● Collected data entries
>>>

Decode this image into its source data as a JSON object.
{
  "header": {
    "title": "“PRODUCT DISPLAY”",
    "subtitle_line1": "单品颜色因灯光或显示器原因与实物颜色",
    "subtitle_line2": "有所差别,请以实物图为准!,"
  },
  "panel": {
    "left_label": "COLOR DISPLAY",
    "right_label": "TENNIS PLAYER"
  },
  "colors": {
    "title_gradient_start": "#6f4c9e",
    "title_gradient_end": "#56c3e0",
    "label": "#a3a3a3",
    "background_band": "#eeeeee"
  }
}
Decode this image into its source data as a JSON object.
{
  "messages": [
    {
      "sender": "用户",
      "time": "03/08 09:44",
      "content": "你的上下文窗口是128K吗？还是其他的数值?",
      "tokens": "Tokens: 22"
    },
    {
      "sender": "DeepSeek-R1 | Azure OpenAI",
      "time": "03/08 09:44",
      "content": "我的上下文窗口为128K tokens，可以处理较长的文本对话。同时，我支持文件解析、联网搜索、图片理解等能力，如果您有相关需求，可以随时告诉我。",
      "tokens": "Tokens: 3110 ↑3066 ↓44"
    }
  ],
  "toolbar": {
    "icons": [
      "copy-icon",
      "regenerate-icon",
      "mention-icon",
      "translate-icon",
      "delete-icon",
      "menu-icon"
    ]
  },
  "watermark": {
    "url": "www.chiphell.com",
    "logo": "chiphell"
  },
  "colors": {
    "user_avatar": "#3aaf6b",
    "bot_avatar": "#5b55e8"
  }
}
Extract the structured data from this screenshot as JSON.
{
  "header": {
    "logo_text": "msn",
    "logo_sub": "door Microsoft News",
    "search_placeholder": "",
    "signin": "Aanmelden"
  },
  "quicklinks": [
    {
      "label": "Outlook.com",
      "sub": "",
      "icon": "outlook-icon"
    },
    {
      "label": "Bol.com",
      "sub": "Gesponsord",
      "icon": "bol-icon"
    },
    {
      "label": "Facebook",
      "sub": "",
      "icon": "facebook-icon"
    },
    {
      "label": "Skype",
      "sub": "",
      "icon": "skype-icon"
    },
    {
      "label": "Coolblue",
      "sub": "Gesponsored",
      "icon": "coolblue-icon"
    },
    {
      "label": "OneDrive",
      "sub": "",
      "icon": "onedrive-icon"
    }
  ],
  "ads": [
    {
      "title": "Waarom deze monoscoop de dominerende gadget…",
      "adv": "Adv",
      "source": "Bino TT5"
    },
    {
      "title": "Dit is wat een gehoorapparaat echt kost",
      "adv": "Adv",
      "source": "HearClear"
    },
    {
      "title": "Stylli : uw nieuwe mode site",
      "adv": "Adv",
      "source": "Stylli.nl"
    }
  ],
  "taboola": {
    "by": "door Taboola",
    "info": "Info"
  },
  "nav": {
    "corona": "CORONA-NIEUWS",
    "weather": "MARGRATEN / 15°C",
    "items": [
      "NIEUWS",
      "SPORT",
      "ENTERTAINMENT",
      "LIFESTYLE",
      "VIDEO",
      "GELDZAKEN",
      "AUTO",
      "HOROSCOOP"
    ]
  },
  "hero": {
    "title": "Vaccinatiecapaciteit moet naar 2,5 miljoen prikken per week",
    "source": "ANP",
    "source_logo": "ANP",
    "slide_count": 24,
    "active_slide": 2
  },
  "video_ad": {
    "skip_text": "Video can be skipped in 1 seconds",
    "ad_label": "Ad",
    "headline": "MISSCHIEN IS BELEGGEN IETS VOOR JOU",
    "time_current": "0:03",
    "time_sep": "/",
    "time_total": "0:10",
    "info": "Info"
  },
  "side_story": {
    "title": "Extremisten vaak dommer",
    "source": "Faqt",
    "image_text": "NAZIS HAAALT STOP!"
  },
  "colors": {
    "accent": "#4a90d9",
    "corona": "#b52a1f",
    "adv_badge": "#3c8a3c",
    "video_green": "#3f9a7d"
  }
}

<<<

● TASK STATEMENT
Reproduce the complete set of lines precisely as supplied.

● SOLUTION TO THE EXERCISE
Decode this image into its source data as a JSON object.
{
  "header": {
    "title": "“PRODUCT DISPLAY”",
    "subtitle_line1": "单品颜色因灯光或显示器原因与实物颜色",
    "subtitle_line2": "有所差别,请以实物图为准!,"
  },
  "panel": {
    "left_label": "COLOR DISPLAY",
    "right_label": "TENNIS PLAYER"
  },
  "colors": {
    "title_gradient_start": "#6f4c9e",
    "title_gradient_end": "#56c3e0",
    "label": "#a3a3a3",
    "background_band": "#eeeeee"
  }
}
Decode this image into its source data as a JSON object.
{
  "messages": [
    {
      "sender": "用户",
      "time": "03/08 09:44",
      "content": "你的上下文窗口是128K吗？还是其他的数值?",
      "tokens": "Tokens: 22"
    },
    {
      "sender": "DeepSeek-R1 | Azure OpenAI",
      "time": "03/08 09:44",
      "content": "我的上下文窗口为128K tokens，可以处理较长的文本对话。同时，我支持文件解析、联网搜索、图片理解等能力，如果您有相关需求，可以随时告诉我。",
      "tokens": "Tokens: 3110 ↑3066 ↓44"
    }
  ],
  "toolbar": {
    "icons": [
      "copy-icon",
      "regenerate-icon",
      "mention-icon",
      "translate-icon",
      "delete-icon",
      "menu-icon"
    ]
  },
  "watermark": {
    "url": "www.chiphell.com",
    "logo": "chiphell"
  },
  "colors": {
    "user_avatar": "#3aaf6b",
    "bot_avatar": "#5b55e8"
  }
}
Extract the structured data from this screenshot as JSON.
{
  "header": {
    "logo_text": "msn",
    "logo_sub": "door Microsoft News",
    "search_placeholder": "",
    "signin": "Aanmelden"
  },
  "quicklinks": [
    {
      "label": "Outlook.com",
      "sub": "",
      "icon": "outlook-icon"
    },
    {
      "label": "Bol.com",
      "sub": "Gesponsord",
      "icon": "bol-icon"
    },
    {
      "label": "Facebook",
      "sub": "",
      "icon": "facebook-icon"
    },
    {
      "label": "Skype",
      "sub": "",
      "icon": "skype-icon"
    },
    {
      "label": "Coolblue",
      "sub": "Gesponsored",
      "icon": "coolblue-icon"
    },
    {
      "label": "OneDrive",
      "sub": "",
      "icon": "onedrive-icon"
    }
  ],
  "ads": [
    {
      "title": "Waarom deze monoscoop de dominerende gadget…",
      "adv": "Adv",
      "source": "Bino TT5"
    },
    {
      "title": "Dit is wat een gehoorapparaat echt kost",
      "adv": "Adv",
      "source": "HearClear"
    },
    {
      "title": "Stylli : uw nieuwe mode site",
      "adv": "Adv",
      "source": "Stylli.nl"
    }
  ],
  "taboola": {
    "by": "door Taboola",
    "info": "Info"
  },
  "nav": {
    "corona": "CORONA-NIEUWS",
    "weather": "MARGRATEN / 15°C",
    "items": [
      "NIEUWS",
      "SPORT",
      "ENTERTAINMENT",
      "LIFESTYLE",
      "VIDEO",
      "GELDZAKEN",
      "AUTO",
      "HOROSCOOP"
    ]
  },
  "hero": {
    "title": "Vaccinatiecapaciteit moet naar 2,5 miljoen prikken per week",
    "source": "ANP",
    "source_logo": "ANP",
    "slide_count": 24,
    "active_slide": 2
  },
  "video_ad": {
    "skip_text": "Video can be skipped in 1 seconds",
    "ad_label": "Ad",
    "headline": "MISSCHIEN IS BELEGGEN IETS VOOR JOU",
    "time_current": "0:03",
    "time_sep": "/",
    "time_total": "0:10",
    "info": "Info"
  },
  "side_story": {
    "title": "Extremisten vaak dommer",
    "source": "Faqt",
    "image_text": "NAZIS HAAALT STOP!"
  },
  "colors": {
    "accent": "#4a90d9",
    "corona": "#b52a1f",
    "adv_badge": "#3c8a3c",
    "video_green": "#3f9a7d"
  }
}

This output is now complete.